Problem requirements: Extract and list every line that contains the word "color".

Saved data entries:
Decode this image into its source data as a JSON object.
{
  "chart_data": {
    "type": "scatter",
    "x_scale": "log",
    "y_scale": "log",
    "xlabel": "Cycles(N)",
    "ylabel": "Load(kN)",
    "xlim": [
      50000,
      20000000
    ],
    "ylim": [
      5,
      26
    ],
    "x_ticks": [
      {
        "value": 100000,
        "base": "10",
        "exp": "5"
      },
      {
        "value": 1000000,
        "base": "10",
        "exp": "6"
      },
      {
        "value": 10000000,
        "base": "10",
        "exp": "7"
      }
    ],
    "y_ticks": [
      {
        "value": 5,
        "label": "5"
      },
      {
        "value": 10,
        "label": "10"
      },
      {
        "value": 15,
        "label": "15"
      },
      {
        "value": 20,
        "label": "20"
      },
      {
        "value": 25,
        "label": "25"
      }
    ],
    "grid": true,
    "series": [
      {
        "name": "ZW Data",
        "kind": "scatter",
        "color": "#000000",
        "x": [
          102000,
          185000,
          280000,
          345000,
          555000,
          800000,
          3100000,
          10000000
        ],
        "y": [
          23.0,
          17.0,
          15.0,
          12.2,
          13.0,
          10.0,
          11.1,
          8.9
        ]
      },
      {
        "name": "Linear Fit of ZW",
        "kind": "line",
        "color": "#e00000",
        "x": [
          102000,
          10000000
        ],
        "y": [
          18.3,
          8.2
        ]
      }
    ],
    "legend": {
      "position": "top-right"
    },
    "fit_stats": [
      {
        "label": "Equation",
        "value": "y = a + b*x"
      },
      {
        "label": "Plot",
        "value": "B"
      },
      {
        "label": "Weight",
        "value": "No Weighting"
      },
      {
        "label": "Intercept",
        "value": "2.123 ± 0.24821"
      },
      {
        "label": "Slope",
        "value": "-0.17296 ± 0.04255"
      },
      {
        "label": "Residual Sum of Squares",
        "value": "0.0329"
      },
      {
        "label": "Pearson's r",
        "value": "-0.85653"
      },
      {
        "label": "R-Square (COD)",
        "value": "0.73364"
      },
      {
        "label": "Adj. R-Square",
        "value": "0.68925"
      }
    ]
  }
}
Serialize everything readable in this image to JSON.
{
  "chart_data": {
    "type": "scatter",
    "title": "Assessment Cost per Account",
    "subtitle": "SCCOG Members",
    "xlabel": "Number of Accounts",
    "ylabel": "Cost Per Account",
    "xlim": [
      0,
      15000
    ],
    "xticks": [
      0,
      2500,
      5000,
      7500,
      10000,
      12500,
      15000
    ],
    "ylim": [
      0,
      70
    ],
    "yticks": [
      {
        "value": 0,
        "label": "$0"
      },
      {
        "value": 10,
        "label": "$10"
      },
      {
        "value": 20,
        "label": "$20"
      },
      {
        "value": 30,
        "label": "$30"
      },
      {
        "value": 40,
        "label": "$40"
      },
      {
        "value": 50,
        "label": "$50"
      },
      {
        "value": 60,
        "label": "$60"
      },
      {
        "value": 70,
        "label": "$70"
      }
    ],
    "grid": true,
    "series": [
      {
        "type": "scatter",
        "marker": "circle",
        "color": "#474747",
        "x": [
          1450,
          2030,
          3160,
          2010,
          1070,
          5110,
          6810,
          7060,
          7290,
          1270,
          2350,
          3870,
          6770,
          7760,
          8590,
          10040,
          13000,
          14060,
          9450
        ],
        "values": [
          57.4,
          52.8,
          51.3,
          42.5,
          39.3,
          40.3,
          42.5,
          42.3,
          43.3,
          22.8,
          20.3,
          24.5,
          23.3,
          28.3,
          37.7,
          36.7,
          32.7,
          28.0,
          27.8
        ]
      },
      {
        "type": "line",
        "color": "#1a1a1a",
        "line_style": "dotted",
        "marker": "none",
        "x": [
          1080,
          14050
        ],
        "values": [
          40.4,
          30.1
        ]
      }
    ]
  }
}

Expected answer:
        "color": "#000000",
        "color": "#e00000",
        "color": "#474747",
        "color": "#1a1a1a",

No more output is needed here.